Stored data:
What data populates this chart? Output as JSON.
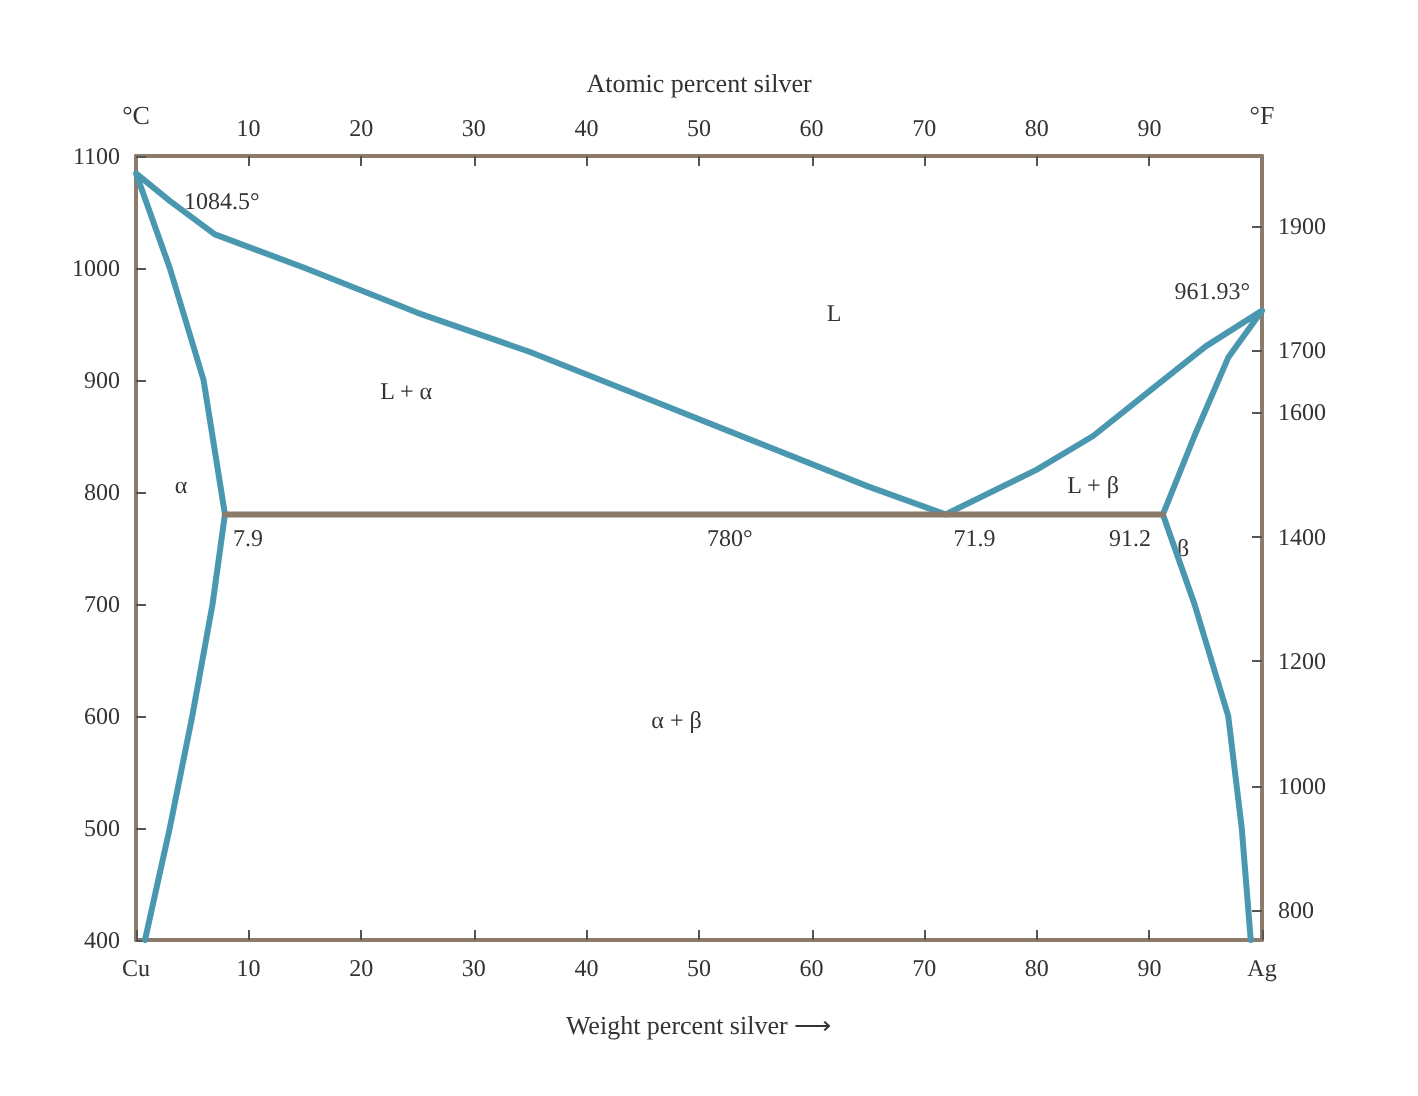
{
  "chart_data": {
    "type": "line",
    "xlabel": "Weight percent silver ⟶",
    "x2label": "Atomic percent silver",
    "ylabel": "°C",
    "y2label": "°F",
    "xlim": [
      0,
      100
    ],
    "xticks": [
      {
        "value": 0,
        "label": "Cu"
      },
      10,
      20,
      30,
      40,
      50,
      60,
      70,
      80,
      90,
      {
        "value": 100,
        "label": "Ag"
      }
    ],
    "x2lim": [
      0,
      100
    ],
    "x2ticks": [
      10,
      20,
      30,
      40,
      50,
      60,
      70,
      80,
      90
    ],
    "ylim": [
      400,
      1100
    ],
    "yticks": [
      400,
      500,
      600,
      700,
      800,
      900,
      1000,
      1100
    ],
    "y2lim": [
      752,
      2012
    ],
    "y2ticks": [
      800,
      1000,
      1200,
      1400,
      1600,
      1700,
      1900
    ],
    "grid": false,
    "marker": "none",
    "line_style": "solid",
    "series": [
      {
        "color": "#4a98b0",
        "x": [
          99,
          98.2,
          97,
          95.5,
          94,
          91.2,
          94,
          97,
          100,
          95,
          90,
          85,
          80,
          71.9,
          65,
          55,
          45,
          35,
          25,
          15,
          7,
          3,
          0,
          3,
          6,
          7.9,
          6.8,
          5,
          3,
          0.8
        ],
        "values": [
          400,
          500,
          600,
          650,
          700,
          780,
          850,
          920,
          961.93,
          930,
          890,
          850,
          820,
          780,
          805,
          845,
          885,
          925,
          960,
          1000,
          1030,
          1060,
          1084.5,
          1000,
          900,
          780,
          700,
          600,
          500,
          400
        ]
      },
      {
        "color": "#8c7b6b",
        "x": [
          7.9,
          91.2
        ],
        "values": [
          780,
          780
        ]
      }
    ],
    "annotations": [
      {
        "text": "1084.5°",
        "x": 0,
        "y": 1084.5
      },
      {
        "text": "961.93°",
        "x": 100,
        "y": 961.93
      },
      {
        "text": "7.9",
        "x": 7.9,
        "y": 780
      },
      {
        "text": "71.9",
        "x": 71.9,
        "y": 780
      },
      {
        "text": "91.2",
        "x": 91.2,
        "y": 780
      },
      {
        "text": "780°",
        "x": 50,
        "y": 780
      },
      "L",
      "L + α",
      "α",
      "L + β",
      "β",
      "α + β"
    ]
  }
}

* * *

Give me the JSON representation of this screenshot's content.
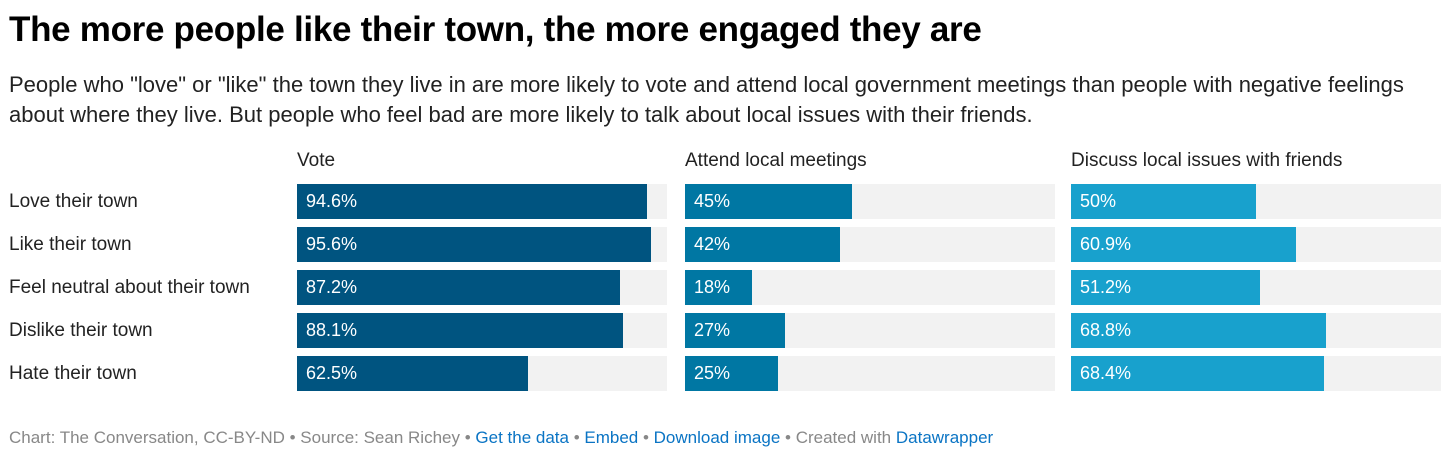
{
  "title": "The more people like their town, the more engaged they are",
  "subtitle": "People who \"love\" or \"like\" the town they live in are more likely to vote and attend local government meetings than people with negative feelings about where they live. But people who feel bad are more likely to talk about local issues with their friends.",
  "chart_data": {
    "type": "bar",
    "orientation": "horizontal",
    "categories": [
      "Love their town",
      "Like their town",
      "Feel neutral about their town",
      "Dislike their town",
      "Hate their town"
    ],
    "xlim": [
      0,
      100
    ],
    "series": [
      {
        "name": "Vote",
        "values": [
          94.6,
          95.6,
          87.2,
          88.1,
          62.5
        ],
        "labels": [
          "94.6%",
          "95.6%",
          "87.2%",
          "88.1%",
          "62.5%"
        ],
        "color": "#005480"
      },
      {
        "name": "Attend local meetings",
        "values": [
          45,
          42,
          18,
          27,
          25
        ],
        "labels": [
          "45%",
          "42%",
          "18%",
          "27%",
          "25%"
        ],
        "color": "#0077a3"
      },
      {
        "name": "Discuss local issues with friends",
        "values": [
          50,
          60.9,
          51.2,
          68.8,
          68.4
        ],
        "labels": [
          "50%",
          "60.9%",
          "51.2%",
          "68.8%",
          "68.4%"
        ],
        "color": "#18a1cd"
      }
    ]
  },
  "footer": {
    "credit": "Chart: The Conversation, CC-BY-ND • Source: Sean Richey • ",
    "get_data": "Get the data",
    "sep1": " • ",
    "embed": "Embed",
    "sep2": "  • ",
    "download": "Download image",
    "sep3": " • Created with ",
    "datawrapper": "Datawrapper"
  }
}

**Given problem:** Find the lines that include the string "more", then copy each of them.

**The result:**
  "title": "The more people like their town, the more engaged they are",
  "subtitle": "People who \"love\" or \"like\" the town they live in are more likely to vote and attend local government meetings than people with negative feelings about where they live. But people who feel bad are more likely to talk about local issues with their friends.",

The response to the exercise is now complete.